Lines holding the string "Rounded" are the ones to copy; find them all in the data.

* **RECORD EXCERPTS**

## start

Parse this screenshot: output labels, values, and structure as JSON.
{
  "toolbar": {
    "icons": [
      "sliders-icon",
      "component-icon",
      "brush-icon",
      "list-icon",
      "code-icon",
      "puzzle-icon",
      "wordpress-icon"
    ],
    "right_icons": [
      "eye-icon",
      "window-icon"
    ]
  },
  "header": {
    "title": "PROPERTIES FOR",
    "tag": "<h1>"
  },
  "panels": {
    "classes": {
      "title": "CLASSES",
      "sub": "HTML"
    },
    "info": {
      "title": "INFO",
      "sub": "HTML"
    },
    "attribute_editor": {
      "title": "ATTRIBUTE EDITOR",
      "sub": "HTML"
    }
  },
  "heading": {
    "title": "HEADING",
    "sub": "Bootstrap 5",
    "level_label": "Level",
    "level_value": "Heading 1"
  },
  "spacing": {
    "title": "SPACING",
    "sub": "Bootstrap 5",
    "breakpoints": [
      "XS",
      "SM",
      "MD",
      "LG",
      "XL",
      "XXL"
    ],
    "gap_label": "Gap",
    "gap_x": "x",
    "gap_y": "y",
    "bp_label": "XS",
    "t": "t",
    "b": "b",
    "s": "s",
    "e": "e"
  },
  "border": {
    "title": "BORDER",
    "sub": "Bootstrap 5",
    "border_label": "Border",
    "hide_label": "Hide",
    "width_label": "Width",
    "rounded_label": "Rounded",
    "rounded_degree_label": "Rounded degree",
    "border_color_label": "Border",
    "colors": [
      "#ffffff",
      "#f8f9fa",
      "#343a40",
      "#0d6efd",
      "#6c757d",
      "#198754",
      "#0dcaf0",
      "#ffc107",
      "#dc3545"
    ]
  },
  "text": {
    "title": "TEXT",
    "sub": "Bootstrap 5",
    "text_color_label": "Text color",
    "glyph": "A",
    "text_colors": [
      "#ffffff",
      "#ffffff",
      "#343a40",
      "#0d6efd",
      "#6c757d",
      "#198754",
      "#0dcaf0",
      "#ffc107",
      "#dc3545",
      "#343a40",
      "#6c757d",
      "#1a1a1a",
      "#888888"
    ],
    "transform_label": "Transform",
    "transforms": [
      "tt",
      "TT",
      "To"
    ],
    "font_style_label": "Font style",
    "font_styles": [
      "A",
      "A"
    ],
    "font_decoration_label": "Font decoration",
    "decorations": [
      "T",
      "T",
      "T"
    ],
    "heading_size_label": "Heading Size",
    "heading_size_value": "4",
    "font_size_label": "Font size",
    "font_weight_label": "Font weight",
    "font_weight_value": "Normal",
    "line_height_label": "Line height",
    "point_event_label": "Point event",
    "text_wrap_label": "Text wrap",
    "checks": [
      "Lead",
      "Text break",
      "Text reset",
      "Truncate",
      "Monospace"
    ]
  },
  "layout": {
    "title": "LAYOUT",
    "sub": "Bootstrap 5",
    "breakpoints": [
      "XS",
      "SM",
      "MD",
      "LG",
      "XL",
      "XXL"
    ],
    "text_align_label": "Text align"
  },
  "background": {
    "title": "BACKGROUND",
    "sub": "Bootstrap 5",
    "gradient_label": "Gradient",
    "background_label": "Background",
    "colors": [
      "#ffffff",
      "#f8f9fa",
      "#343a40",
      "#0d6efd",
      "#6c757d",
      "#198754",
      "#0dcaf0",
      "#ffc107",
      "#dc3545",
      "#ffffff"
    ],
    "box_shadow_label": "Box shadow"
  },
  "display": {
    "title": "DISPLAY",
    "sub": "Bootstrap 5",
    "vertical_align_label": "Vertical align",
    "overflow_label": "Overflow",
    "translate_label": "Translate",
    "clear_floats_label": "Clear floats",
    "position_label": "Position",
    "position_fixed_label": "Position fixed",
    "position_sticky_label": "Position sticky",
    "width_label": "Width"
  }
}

## end

* **TASK OUTPUT**
    "rounded_label": "Rounded",
    "rounded_degree_label": "Rounded degree",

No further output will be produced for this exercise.